Data records
=====

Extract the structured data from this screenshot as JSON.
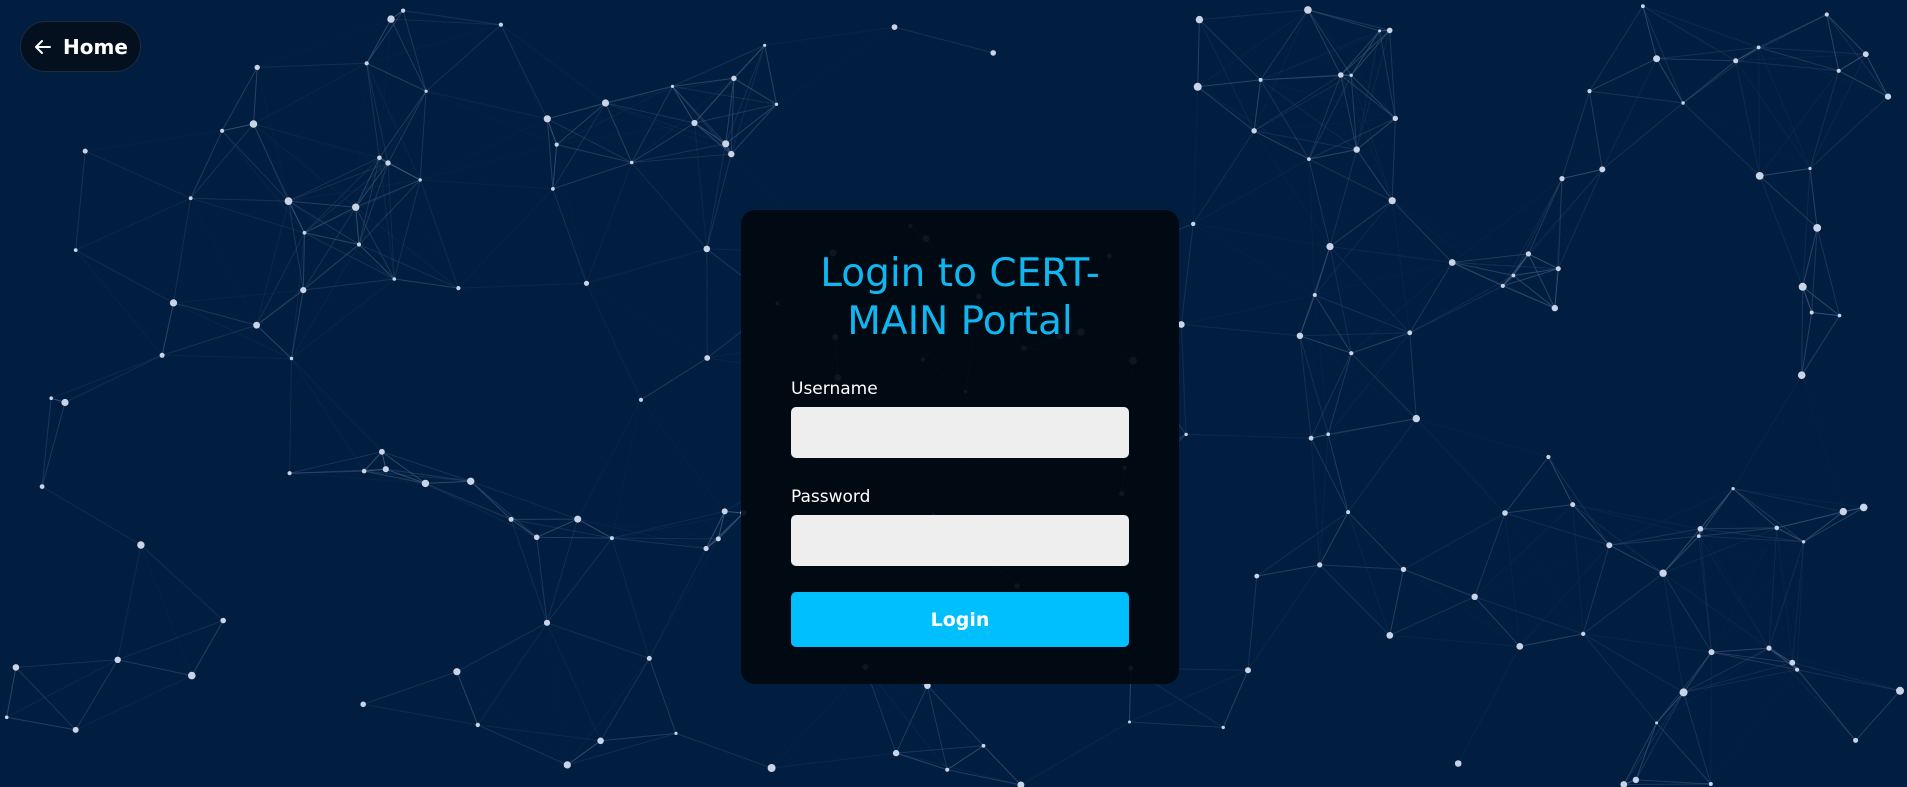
{
  "nav": {
    "home_label": "Home"
  },
  "login": {
    "title": "Login to CERT-MAIN Portal",
    "username_label": "Username",
    "username_value": "",
    "password_label": "Password",
    "password_value": "",
    "submit_label": "Login"
  },
  "colors": {
    "background": "#011d40",
    "accent": "#00bfff",
    "title": "#0fb7f0",
    "card": "#01080f"
  },
  "icons": {
    "home": "arrow-left-icon"
  }
}
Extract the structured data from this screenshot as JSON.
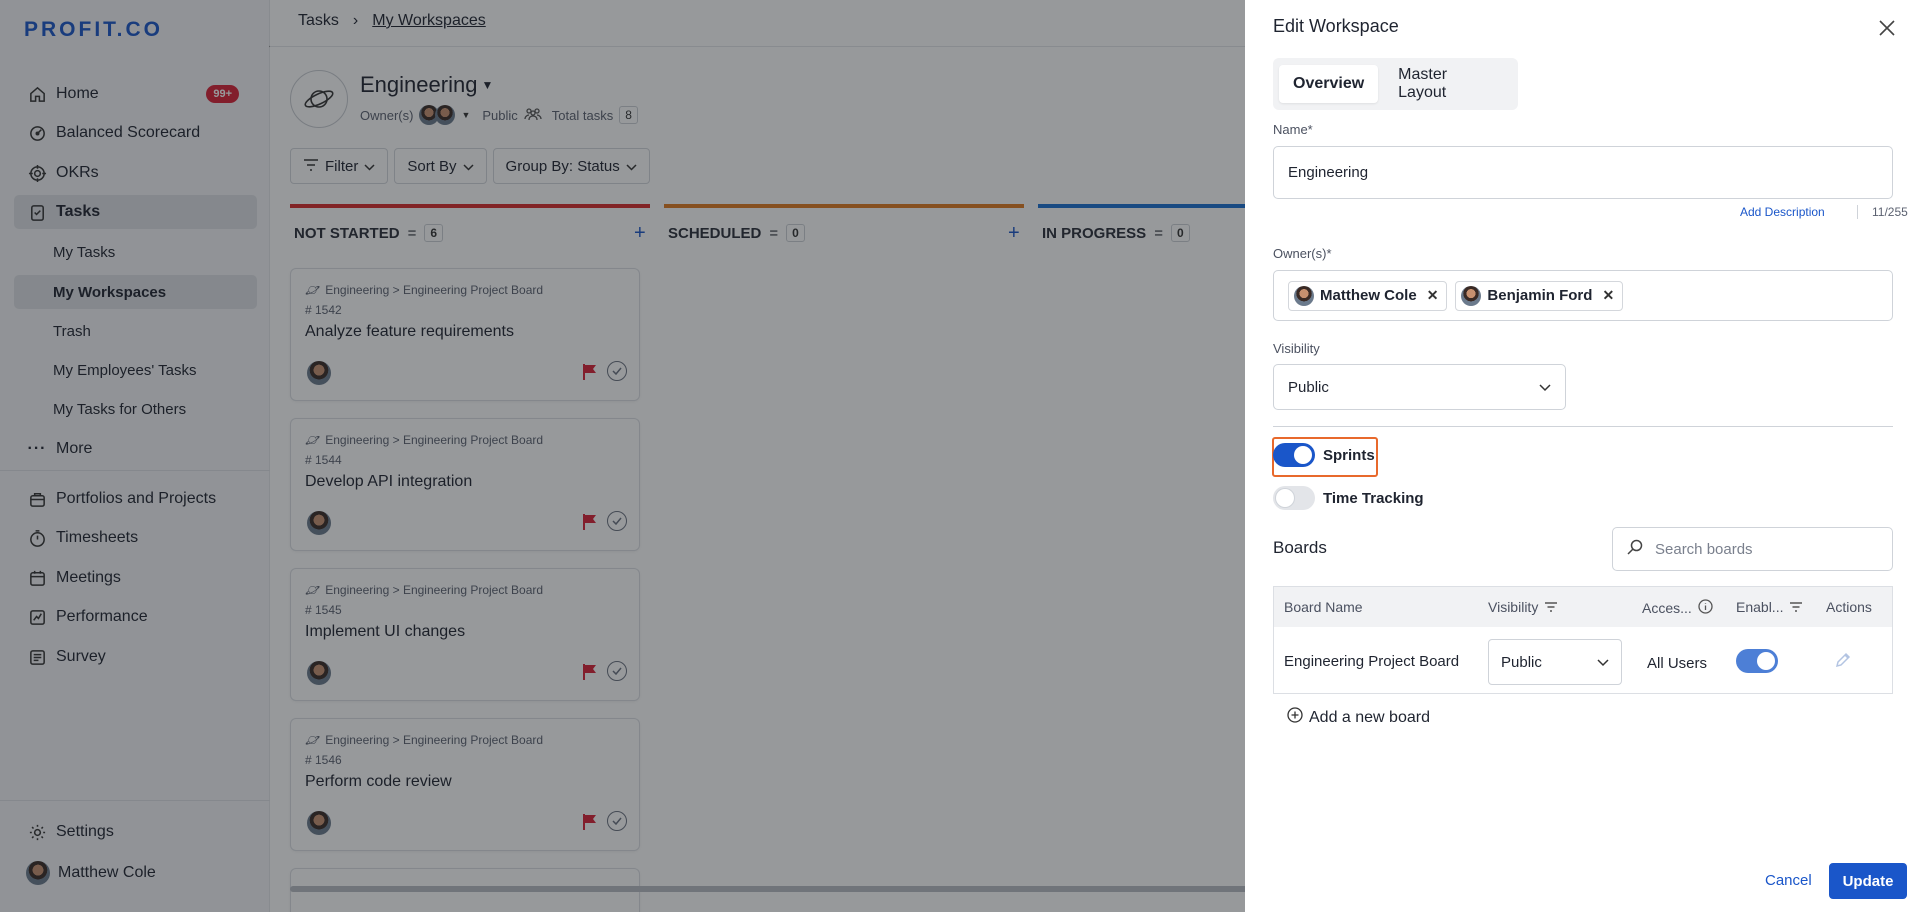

=====

## REQUIREMENTS
Make an exact copy of the data, leaving its pictures out.

## ANSWER IN FULL
Extract the structured data from this screenshot as JSON.
{
  "nav": {
    "home_label": "Home"
  },
  "login": {
    "title": "Login to CERT-MAIN Portal",
    "username_label": "Username",
    "username_value": "",
    "password_label": "Password",
    "password_value": "",
    "submit_label": "Login"
  },
  "colors": {
    "background": "#011d40",
    "accent": "#00bfff",
    "title": "#0fb7f0",
    "card": "#01080f"
  },
  "icons": {
    "home": "arrow-left-icon"
  }
}
Extract the structured data from this screenshot as JSON.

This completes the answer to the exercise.